SET TASK:
Go through the entries below and print each one exactly, leaving out pictures.

○ ○ ○ ○ ○ ○ ○

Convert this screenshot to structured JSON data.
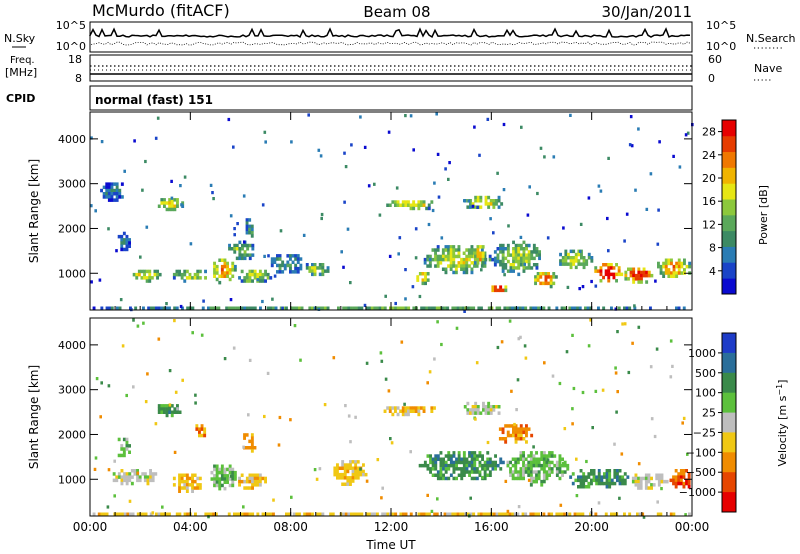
{
  "header": {
    "station": "McMurdo (fitACF)",
    "beam": "Beam 08",
    "date": "30/Jan/2011"
  },
  "aux_panels": {
    "nsky": {
      "label": "N.Sky",
      "tick_top": "10^5",
      "tick_bottom": "10^0"
    },
    "nsearch": {
      "label": "N.Search",
      "tick_top": "10^5",
      "tick_bottom": "10^0"
    },
    "freq": {
      "label_line1": "Freq.",
      "label_line2": "[MHz]",
      "tick_top": "18",
      "tick_bottom": "8"
    },
    "nave": {
      "label": "Nave",
      "tick_top": "60",
      "tick_bottom": "0"
    },
    "cpid": {
      "label": "CPID",
      "value": "normal (fast) 151"
    }
  },
  "chart_data": [
    {
      "type": "heatmap",
      "title": "",
      "xlabel": "",
      "ylabel": "Slant Range [km]",
      "x_ticks": [
        "00:00",
        "04:00",
        "08:00",
        "12:00",
        "16:00",
        "20:00",
        "00:00"
      ],
      "x_range_hours": [
        0,
        24
      ],
      "y_ticks": [
        1000,
        2000,
        3000,
        4000
      ],
      "ylim": [
        180,
        4600
      ],
      "colorbar": {
        "label": "Power [dB]",
        "ticks": [
          4,
          8,
          12,
          16,
          20,
          24,
          28
        ],
        "range": [
          0,
          30
        ],
        "colors": [
          "#0a0ad0",
          "#1a44c8",
          "#2a7cb4",
          "#3c8a64",
          "#5aa85a",
          "#8cc83c",
          "#e6e614",
          "#f0b400",
          "#f07800",
          "#e63c00",
          "#e60000"
        ]
      },
      "echo_regions": [
        {
          "t": [
            0.0,
            24.0
          ],
          "r": [
            200,
            330
          ],
          "level": 0.35
        },
        {
          "t": [
            0.3,
            1.4
          ],
          "r": [
            2650,
            3100
          ],
          "level": 0.2
        },
        {
          "t": [
            1.0,
            1.6
          ],
          "r": [
            1500,
            2000
          ],
          "level": 0.2
        },
        {
          "t": [
            1.6,
            2.8
          ],
          "r": [
            850,
            1150
          ],
          "level": 0.55
        },
        {
          "t": [
            2.6,
            3.7
          ],
          "r": [
            2450,
            2750
          ],
          "level": 0.6
        },
        {
          "t": [
            3.2,
            4.8
          ],
          "r": [
            850,
            1150
          ],
          "level": 0.5
        },
        {
          "t": [
            4.7,
            5.8
          ],
          "r": [
            800,
            1400
          ],
          "level": 0.65
        },
        {
          "t": [
            5.4,
            6.6
          ],
          "r": [
            1300,
            1800
          ],
          "level": 0.4
        },
        {
          "t": [
            5.8,
            7.2
          ],
          "r": [
            800,
            1150
          ],
          "level": 0.5
        },
        {
          "t": [
            6.1,
            6.5
          ],
          "r": [
            1800,
            2300
          ],
          "level": 0.3
        },
        {
          "t": [
            7.0,
            8.5
          ],
          "r": [
            1000,
            1500
          ],
          "level": 0.3
        },
        {
          "t": [
            8.5,
            9.5
          ],
          "r": [
            950,
            1300
          ],
          "level": 0.45
        },
        {
          "t": [
            11.6,
            13.8
          ],
          "r": [
            2450,
            2700
          ],
          "level": 0.55
        },
        {
          "t": [
            12.8,
            13.6
          ],
          "r": [
            800,
            1100
          ],
          "level": 0.6
        },
        {
          "t": [
            13.2,
            16.0
          ],
          "r": [
            1000,
            1700
          ],
          "level": 0.5
        },
        {
          "t": [
            14.8,
            16.5
          ],
          "r": [
            2450,
            2800
          ],
          "level": 0.55
        },
        {
          "t": [
            15.2,
            15.8
          ],
          "r": [
            1200,
            1700
          ],
          "level": 0.6
        },
        {
          "t": [
            15.9,
            16.6
          ],
          "r": [
            600,
            800
          ],
          "level": 0.9
        },
        {
          "t": [
            16.0,
            18.0
          ],
          "r": [
            1000,
            1800
          ],
          "level": 0.45
        },
        {
          "t": [
            17.6,
            18.6
          ],
          "r": [
            700,
            1100
          ],
          "level": 0.7
        },
        {
          "t": [
            18.6,
            20.0
          ],
          "r": [
            1100,
            1600
          ],
          "level": 0.5
        },
        {
          "t": [
            20.0,
            21.2
          ],
          "r": [
            800,
            1300
          ],
          "level": 0.9
        },
        {
          "t": [
            21.2,
            22.5
          ],
          "r": [
            800,
            1200
          ],
          "level": 0.85
        },
        {
          "t": [
            22.5,
            24.0
          ],
          "r": [
            900,
            1400
          ],
          "level": 0.65
        }
      ]
    },
    {
      "type": "heatmap",
      "title": "",
      "xlabel": "Time UT",
      "ylabel": "Slant Range [km]",
      "x_ticks": [
        "00:00",
        "04:00",
        "08:00",
        "12:00",
        "16:00",
        "20:00",
        "00:00"
      ],
      "x_range_hours": [
        0,
        24
      ],
      "y_ticks": [
        1000,
        2000,
        3000,
        4000
      ],
      "ylim": [
        180,
        4600
      ],
      "colorbar": {
        "label": "Velocity [m s^-1]",
        "ticks": [
          "1000",
          "500",
          "100",
          "25",
          "−25",
          "−100",
          "−500",
          "−1000"
        ],
        "colors": [
          "#1e3cc8",
          "#2a6e9a",
          "#3a8a4a",
          "#5cc03c",
          "#bebebe",
          "#f0c814",
          "#f08c00",
          "#e64600",
          "#e60000"
        ]
      },
      "echo_regions": [
        {
          "t": [
            0.0,
            24.0
          ],
          "r": [
            200,
            330
          ],
          "class": 5
        },
        {
          "t": [
            1.0,
            1.6
          ],
          "r": [
            1500,
            2000
          ],
          "class": 3
        },
        {
          "t": [
            0.8,
            2.6
          ],
          "r": [
            900,
            1300
          ],
          "class": 4
        },
        {
          "t": [
            2.6,
            3.6
          ],
          "r": [
            2450,
            2750
          ],
          "class": 2
        },
        {
          "t": [
            3.2,
            4.4
          ],
          "r": [
            700,
            1200
          ],
          "class": 5
        },
        {
          "t": [
            4.1,
            4.6
          ],
          "r": [
            1900,
            2300
          ],
          "class": 6
        },
        {
          "t": [
            4.7,
            5.8
          ],
          "r": [
            800,
            1400
          ],
          "class": 3
        },
        {
          "t": [
            5.8,
            7.0
          ],
          "r": [
            800,
            1200
          ],
          "class": 5
        },
        {
          "t": [
            6.0,
            6.6
          ],
          "r": [
            1600,
            2100
          ],
          "class": 6
        },
        {
          "t": [
            9.6,
            11.0
          ],
          "r": [
            900,
            1500
          ],
          "class": 5
        },
        {
          "t": [
            11.6,
            13.8
          ],
          "r": [
            2450,
            2700
          ],
          "class": 5
        },
        {
          "t": [
            13.0,
            16.5
          ],
          "r": [
            1000,
            1700
          ],
          "class": 2
        },
        {
          "t": [
            14.8,
            16.5
          ],
          "r": [
            2450,
            2800
          ],
          "class": 4
        },
        {
          "t": [
            16.2,
            17.6
          ],
          "r": [
            1800,
            2300
          ],
          "class": 6
        },
        {
          "t": [
            16.5,
            19.0
          ],
          "r": [
            900,
            1700
          ],
          "class": 3
        },
        {
          "t": [
            19.0,
            21.5
          ],
          "r": [
            800,
            1300
          ],
          "class": 2
        },
        {
          "t": [
            21.5,
            23.0
          ],
          "r": [
            800,
            1200
          ],
          "class": 4
        },
        {
          "t": [
            23.0,
            24.0
          ],
          "r": [
            800,
            1300
          ],
          "class": 7
        }
      ]
    }
  ]
}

○ ○ ○ ○ ○ ○ ○

EXERCISE OUTPUT:
Convert this screenshot to structured JSON data.
{
  "header": {
    "station": "McMurdo (fitACF)",
    "beam": "Beam 08",
    "date": "30/Jan/2011"
  },
  "aux_panels": {
    "nsky": {
      "label": "N.Sky",
      "tick_top": "10^5",
      "tick_bottom": "10^0"
    },
    "nsearch": {
      "label": "N.Search",
      "tick_top": "10^5",
      "tick_bottom": "10^0"
    },
    "freq": {
      "label_line1": "Freq.",
      "label_line2": "[MHz]",
      "tick_top": "18",
      "tick_bottom": "8"
    },
    "nave": {
      "label": "Nave",
      "tick_top": "60",
      "tick_bottom": "0"
    },
    "cpid": {
      "label": "CPID",
      "value": "normal (fast) 151"
    }
  },
  "chart_data": [
    {
      "type": "heatmap",
      "title": "",
      "xlabel": "",
      "ylabel": "Slant Range [km]",
      "x_ticks": [
        "00:00",
        "04:00",
        "08:00",
        "12:00",
        "16:00",
        "20:00",
        "00:00"
      ],
      "x_range_hours": [
        0,
        24
      ],
      "y_ticks": [
        1000,
        2000,
        3000,
        4000
      ],
      "ylim": [
        180,
        4600
      ],
      "colorbar": {
        "label": "Power [dB]",
        "ticks": [
          4,
          8,
          12,
          16,
          20,
          24,
          28
        ],
        "range": [
          0,
          30
        ],
        "colors": [
          "#0a0ad0",
          "#1a44c8",
          "#2a7cb4",
          "#3c8a64",
          "#5aa85a",
          "#8cc83c",
          "#e6e614",
          "#f0b400",
          "#f07800",
          "#e63c00",
          "#e60000"
        ]
      },
      "echo_regions": [
        {
          "t": [
            0.0,
            24.0
          ],
          "r": [
            200,
            330
          ],
          "level": 0.35
        },
        {
          "t": [
            0.3,
            1.4
          ],
          "r": [
            2650,
            3100
          ],
          "level": 0.2
        },
        {
          "t": [
            1.0,
            1.6
          ],
          "r": [
            1500,
            2000
          ],
          "level": 0.2
        },
        {
          "t": [
            1.6,
            2.8
          ],
          "r": [
            850,
            1150
          ],
          "level": 0.55
        },
        {
          "t": [
            2.6,
            3.7
          ],
          "r": [
            2450,
            2750
          ],
          "level": 0.6
        },
        {
          "t": [
            3.2,
            4.8
          ],
          "r": [
            850,
            1150
          ],
          "level": 0.5
        },
        {
          "t": [
            4.7,
            5.8
          ],
          "r": [
            800,
            1400
          ],
          "level": 0.65
        },
        {
          "t": [
            5.4,
            6.6
          ],
          "r": [
            1300,
            1800
          ],
          "level": 0.4
        },
        {
          "t": [
            5.8,
            7.2
          ],
          "r": [
            800,
            1150
          ],
          "level": 0.5
        },
        {
          "t": [
            6.1,
            6.5
          ],
          "r": [
            1800,
            2300
          ],
          "level": 0.3
        },
        {
          "t": [
            7.0,
            8.5
          ],
          "r": [
            1000,
            1500
          ],
          "level": 0.3
        },
        {
          "t": [
            8.5,
            9.5
          ],
          "r": [
            950,
            1300
          ],
          "level": 0.45
        },
        {
          "t": [
            11.6,
            13.8
          ],
          "r": [
            2450,
            2700
          ],
          "level": 0.55
        },
        {
          "t": [
            12.8,
            13.6
          ],
          "r": [
            800,
            1100
          ],
          "level": 0.6
        },
        {
          "t": [
            13.2,
            16.0
          ],
          "r": [
            1000,
            1700
          ],
          "level": 0.5
        },
        {
          "t": [
            14.8,
            16.5
          ],
          "r": [
            2450,
            2800
          ],
          "level": 0.55
        },
        {
          "t": [
            15.2,
            15.8
          ],
          "r": [
            1200,
            1700
          ],
          "level": 0.6
        },
        {
          "t": [
            15.9,
            16.6
          ],
          "r": [
            600,
            800
          ],
          "level": 0.9
        },
        {
          "t": [
            16.0,
            18.0
          ],
          "r": [
            1000,
            1800
          ],
          "level": 0.45
        },
        {
          "t": [
            17.6,
            18.6
          ],
          "r": [
            700,
            1100
          ],
          "level": 0.7
        },
        {
          "t": [
            18.6,
            20.0
          ],
          "r": [
            1100,
            1600
          ],
          "level": 0.5
        },
        {
          "t": [
            20.0,
            21.2
          ],
          "r": [
            800,
            1300
          ],
          "level": 0.9
        },
        {
          "t": [
            21.2,
            22.5
          ],
          "r": [
            800,
            1200
          ],
          "level": 0.85
        },
        {
          "t": [
            22.5,
            24.0
          ],
          "r": [
            900,
            1400
          ],
          "level": 0.65
        }
      ]
    },
    {
      "type": "heatmap",
      "title": "",
      "xlabel": "Time UT",
      "ylabel": "Slant Range [km]",
      "x_ticks": [
        "00:00",
        "04:00",
        "08:00",
        "12:00",
        "16:00",
        "20:00",
        "00:00"
      ],
      "x_range_hours": [
        0,
        24
      ],
      "y_ticks": [
        1000,
        2000,
        3000,
        4000
      ],
      "ylim": [
        180,
        4600
      ],
      "colorbar": {
        "label": "Velocity [m s^-1]",
        "ticks": [
          "1000",
          "500",
          "100",
          "25",
          "−25",
          "−100",
          "−500",
          "−1000"
        ],
        "colors": [
          "#1e3cc8",
          "#2a6e9a",
          "#3a8a4a",
          "#5cc03c",
          "#bebebe",
          "#f0c814",
          "#f08c00",
          "#e64600",
          "#e60000"
        ]
      },
      "echo_regions": [
        {
          "t": [
            0.0,
            24.0
          ],
          "r": [
            200,
            330
          ],
          "class": 5
        },
        {
          "t": [
            1.0,
            1.6
          ],
          "r": [
            1500,
            2000
          ],
          "class": 3
        },
        {
          "t": [
            0.8,
            2.6
          ],
          "r": [
            900,
            1300
          ],
          "class": 4
        },
        {
          "t": [
            2.6,
            3.6
          ],
          "r": [
            2450,
            2750
          ],
          "class": 2
        },
        {
          "t": [
            3.2,
            4.4
          ],
          "r": [
            700,
            1200
          ],
          "class": 5
        },
        {
          "t": [
            4.1,
            4.6
          ],
          "r": [
            1900,
            2300
          ],
          "class": 6
        },
        {
          "t": [
            4.7,
            5.8
          ],
          "r": [
            800,
            1400
          ],
          "class": 3
        },
        {
          "t": [
            5.8,
            7.0
          ],
          "r": [
            800,
            1200
          ],
          "class": 5
        },
        {
          "t": [
            6.0,
            6.6
          ],
          "r": [
            1600,
            2100
          ],
          "class": 6
        },
        {
          "t": [
            9.6,
            11.0
          ],
          "r": [
            900,
            1500
          ],
          "class": 5
        },
        {
          "t": [
            11.6,
            13.8
          ],
          "r": [
            2450,
            2700
          ],
          "class": 5
        },
        {
          "t": [
            13.0,
            16.5
          ],
          "r": [
            1000,
            1700
          ],
          "class": 2
        },
        {
          "t": [
            14.8,
            16.5
          ],
          "r": [
            2450,
            2800
          ],
          "class": 4
        },
        {
          "t": [
            16.2,
            17.6
          ],
          "r": [
            1800,
            2300
          ],
          "class": 6
        },
        {
          "t": [
            16.5,
            19.0
          ],
          "r": [
            900,
            1700
          ],
          "class": 3
        },
        {
          "t": [
            19.0,
            21.5
          ],
          "r": [
            800,
            1300
          ],
          "class": 2
        },
        {
          "t": [
            21.5,
            23.0
          ],
          "r": [
            800,
            1200
          ],
          "class": 4
        },
        {
          "t": [
            23.0,
            24.0
          ],
          "r": [
            800,
            1300
          ],
          "class": 7
        }
      ]
    }
  ]
}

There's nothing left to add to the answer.